■ Exercise
Every line of the material that follows must be printed again exactly.

## start Data for this task

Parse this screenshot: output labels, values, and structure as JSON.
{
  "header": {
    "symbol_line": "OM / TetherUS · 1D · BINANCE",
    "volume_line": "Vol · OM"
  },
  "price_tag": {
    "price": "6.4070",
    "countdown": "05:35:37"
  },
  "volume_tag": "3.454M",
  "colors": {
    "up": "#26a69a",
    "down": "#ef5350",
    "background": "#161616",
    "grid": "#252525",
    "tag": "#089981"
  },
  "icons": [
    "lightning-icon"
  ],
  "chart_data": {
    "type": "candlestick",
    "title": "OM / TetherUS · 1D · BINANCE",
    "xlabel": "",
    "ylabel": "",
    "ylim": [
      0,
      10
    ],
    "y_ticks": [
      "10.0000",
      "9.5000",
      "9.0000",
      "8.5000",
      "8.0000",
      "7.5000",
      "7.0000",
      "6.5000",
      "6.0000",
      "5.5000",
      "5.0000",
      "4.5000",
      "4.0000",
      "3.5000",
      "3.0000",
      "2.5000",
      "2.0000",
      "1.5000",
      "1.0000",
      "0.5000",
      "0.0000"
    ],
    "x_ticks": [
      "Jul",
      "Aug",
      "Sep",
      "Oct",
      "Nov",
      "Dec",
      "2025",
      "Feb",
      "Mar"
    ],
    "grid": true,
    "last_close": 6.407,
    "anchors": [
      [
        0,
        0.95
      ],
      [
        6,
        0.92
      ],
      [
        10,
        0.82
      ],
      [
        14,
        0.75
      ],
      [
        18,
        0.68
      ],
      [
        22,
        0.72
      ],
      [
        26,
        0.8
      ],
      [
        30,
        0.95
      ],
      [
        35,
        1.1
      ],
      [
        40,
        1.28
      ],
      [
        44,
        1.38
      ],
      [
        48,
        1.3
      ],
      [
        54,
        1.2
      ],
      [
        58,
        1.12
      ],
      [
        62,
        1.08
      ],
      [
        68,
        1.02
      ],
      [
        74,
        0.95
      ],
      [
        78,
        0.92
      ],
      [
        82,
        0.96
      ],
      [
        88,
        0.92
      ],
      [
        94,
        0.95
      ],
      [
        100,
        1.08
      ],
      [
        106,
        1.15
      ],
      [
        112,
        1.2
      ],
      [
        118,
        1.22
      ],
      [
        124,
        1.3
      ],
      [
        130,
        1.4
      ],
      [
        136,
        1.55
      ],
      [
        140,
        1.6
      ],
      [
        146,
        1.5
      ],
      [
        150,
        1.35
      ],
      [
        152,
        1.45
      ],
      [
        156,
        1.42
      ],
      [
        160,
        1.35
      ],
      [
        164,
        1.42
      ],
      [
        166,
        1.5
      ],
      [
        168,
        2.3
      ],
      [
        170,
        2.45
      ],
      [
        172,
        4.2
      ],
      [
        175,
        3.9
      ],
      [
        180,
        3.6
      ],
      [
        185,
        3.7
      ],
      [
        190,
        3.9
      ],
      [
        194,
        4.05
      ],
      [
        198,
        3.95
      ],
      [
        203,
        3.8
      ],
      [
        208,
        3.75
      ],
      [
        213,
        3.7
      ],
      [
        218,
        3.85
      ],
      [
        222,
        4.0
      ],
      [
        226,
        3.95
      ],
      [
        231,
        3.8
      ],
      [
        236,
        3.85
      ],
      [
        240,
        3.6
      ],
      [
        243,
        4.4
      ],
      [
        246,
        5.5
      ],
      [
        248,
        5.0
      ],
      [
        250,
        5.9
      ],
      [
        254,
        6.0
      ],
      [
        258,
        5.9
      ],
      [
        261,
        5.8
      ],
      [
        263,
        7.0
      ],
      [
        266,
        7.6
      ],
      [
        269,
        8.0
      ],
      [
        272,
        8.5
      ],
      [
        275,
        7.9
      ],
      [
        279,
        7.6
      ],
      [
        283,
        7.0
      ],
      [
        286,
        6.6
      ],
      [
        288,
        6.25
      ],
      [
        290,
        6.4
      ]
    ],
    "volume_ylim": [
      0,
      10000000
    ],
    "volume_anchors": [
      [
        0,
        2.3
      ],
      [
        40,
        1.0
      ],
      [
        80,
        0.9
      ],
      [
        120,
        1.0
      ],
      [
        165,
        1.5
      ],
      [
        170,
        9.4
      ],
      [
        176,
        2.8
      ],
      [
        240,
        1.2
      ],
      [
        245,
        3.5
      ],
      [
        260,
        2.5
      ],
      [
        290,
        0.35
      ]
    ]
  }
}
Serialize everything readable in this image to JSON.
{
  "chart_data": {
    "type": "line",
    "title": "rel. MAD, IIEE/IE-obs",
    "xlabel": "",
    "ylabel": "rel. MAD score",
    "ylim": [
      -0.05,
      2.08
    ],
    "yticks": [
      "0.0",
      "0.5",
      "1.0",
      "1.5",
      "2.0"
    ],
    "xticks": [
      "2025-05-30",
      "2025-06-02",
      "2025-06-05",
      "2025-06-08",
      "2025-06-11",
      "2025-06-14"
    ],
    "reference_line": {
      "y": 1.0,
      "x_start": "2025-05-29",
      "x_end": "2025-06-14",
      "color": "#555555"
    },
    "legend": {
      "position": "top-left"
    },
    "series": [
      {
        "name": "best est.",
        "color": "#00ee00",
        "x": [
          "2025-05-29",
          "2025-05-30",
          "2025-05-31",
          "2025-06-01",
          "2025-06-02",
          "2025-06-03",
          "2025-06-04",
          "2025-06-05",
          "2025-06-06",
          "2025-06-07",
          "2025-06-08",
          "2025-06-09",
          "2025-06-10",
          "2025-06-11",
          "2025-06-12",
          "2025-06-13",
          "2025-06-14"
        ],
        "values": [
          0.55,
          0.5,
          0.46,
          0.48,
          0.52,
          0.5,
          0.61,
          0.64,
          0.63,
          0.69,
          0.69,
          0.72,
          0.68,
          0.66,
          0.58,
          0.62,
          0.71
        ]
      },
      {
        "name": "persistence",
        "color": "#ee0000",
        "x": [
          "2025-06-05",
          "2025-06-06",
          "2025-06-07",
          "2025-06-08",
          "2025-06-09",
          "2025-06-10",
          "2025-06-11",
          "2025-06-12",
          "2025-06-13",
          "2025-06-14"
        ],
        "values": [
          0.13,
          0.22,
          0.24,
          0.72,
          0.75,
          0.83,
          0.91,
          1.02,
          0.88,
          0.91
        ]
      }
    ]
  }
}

## end Data for this task

■ Task result
Parse this screenshot: output labels, values, and structure as JSON.
{
  "header": {
    "symbol_line": "OM / TetherUS · 1D · BINANCE",
    "volume_line": "Vol · OM"
  },
  "price_tag": {
    "price": "6.4070",
    "countdown": "05:35:37"
  },
  "volume_tag": "3.454M",
  "colors": {
    "up": "#26a69a",
    "down": "#ef5350",
    "background": "#161616",
    "grid": "#252525",
    "tag": "#089981"
  },
  "icons": [
    "lightning-icon"
  ],
  "chart_data": {
    "type": "candlestick",
    "title": "OM / TetherUS · 1D · BINANCE",
    "xlabel": "",
    "ylabel": "",
    "ylim": [
      0,
      10
    ],
    "y_ticks": [
      "10.0000",
      "9.5000",
      "9.0000",
      "8.5000",
      "8.0000",
      "7.5000",
      "7.0000",
      "6.5000",
      "6.0000",
      "5.5000",
      "5.0000",
      "4.5000",
      "4.0000",
      "3.5000",
      "3.0000",
      "2.5000",
      "2.0000",
      "1.5000",
      "1.0000",
      "0.5000",
      "0.0000"
    ],
    "x_ticks": [
      "Jul",
      "Aug",
      "Sep",
      "Oct",
      "Nov",
      "Dec",
      "2025",
      "Feb",
      "Mar"
    ],
    "grid": true,
    "last_close": 6.407,
    "anchors": [
      [
        0,
        0.95
      ],
      [
        6,
        0.92
      ],
      [
        10,
        0.82
      ],
      [
        14,
        0.75
      ],
      [
        18,
        0.68
      ],
      [
        22,
        0.72
      ],
      [
        26,
        0.8
      ],
      [
        30,
        0.95
      ],
      [
        35,
        1.1
      ],
      [
        40,
        1.28
      ],
      [
        44,
        1.38
      ],
      [
        48,
        1.3
      ],
      [
        54,
        1.2
      ],
      [
        58,
        1.12
      ],
      [
        62,
        1.08
      ],
      [
        68,
        1.02
      ],
      [
        74,
        0.95
      ],
      [
        78,
        0.92
      ],
      [
        82,
        0.96
      ],
      [
        88,
        0.92
      ],
      [
        94,
        0.95
      ],
      [
        100,
        1.08
      ],
      [
        106,
        1.15
      ],
      [
        112,
        1.2
      ],
      [
        118,
        1.22
      ],
      [
        124,
        1.3
      ],
      [
        130,
        1.4
      ],
      [
        136,
        1.55
      ],
      [
        140,
        1.6
      ],
      [
        146,
        1.5
      ],
      [
        150,
        1.35
      ],
      [
        152,
        1.45
      ],
      [
        156,
        1.42
      ],
      [
        160,
        1.35
      ],
      [
        164,
        1.42
      ],
      [
        166,
        1.5
      ],
      [
        168,
        2.3
      ],
      [
        170,
        2.45
      ],
      [
        172,
        4.2
      ],
      [
        175,
        3.9
      ],
      [
        180,
        3.6
      ],
      [
        185,
        3.7
      ],
      [
        190,
        3.9
      ],
      [
        194,
        4.05
      ],
      [
        198,
        3.95
      ],
      [
        203,
        3.8
      ],
      [
        208,
        3.75
      ],
      [
        213,
        3.7
      ],
      [
        218,
        3.85
      ],
      [
        222,
        4.0
      ],
      [
        226,
        3.95
      ],
      [
        231,
        3.8
      ],
      [
        236,
        3.85
      ],
      [
        240,
        3.6
      ],
      [
        243,
        4.4
      ],
      [
        246,
        5.5
      ],
      [
        248,
        5.0
      ],
      [
        250,
        5.9
      ],
      [
        254,
        6.0
      ],
      [
        258,
        5.9
      ],
      [
        261,
        5.8
      ],
      [
        263,
        7.0
      ],
      [
        266,
        7.6
      ],
      [
        269,
        8.0
      ],
      [
        272,
        8.5
      ],
      [
        275,
        7.9
      ],
      [
        279,
        7.6
      ],
      [
        283,
        7.0
      ],
      [
        286,
        6.6
      ],
      [
        288,
        6.25
      ],
      [
        290,
        6.4
      ]
    ],
    "volume_ylim": [
      0,
      10000000
    ],
    "volume_anchors": [
      [
        0,
        2.3
      ],
      [
        40,
        1.0
      ],
      [
        80,
        0.9
      ],
      [
        120,
        1.0
      ],
      [
        165,
        1.5
      ],
      [
        170,
        9.4
      ],
      [
        176,
        2.8
      ],
      [
        240,
        1.2
      ],
      [
        245,
        3.5
      ],
      [
        260,
        2.5
      ],
      [
        290,
        0.35
      ]
    ]
  }
}
Serialize everything readable in this image to JSON.
{
  "chart_data": {
    "type": "line",
    "title": "rel. MAD, IIEE/IE-obs",
    "xlabel": "",
    "ylabel": "rel. MAD score",
    "ylim": [
      -0.05,
      2.08
    ],
    "yticks": [
      "0.0",
      "0.5",
      "1.0",
      "1.5",
      "2.0"
    ],
    "xticks": [
      "2025-05-30",
      "2025-06-02",
      "2025-06-05",
      "2025-06-08",
      "2025-06-11",
      "2025-06-14"
    ],
    "reference_line": {
      "y": 1.0,
      "x_start": "2025-05-29",
      "x_end": "2025-06-14",
      "color": "#555555"
    },
    "legend": {
      "position": "top-left"
    },
    "series": [
      {
        "name": "best est.",
        "color": "#00ee00",
        "x": [
          "2025-05-29",
          "2025-05-30",
          "2025-05-31",
          "2025-06-01",
          "2025-06-02",
          "2025-06-03",
          "2025-06-04",
          "2025-06-05",
          "2025-06-06",
          "2025-06-07",
          "2025-06-08",
          "2025-06-09",
          "2025-06-10",
          "2025-06-11",
          "2025-06-12",
          "2025-06-13",
          "2025-06-14"
        ],
        "values": [
          0.55,
          0.5,
          0.46,
          0.48,
          0.52,
          0.5,
          0.61,
          0.64,
          0.63,
          0.69,
          0.69,
          0.72,
          0.68,
          0.66,
          0.58,
          0.62,
          0.71
        ]
      },
      {
        "name": "persistence",
        "color": "#ee0000",
        "x": [
          "2025-06-05",
          "2025-06-06",
          "2025-06-07",
          "2025-06-08",
          "2025-06-09",
          "2025-06-10",
          "2025-06-11",
          "2025-06-12",
          "2025-06-13",
          "2025-06-14"
        ],
        "values": [
          0.13,
          0.22,
          0.24,
          0.72,
          0.75,
          0.83,
          0.91,
          1.02,
          0.88,
          0.91
        ]
      }
    ]
  }
}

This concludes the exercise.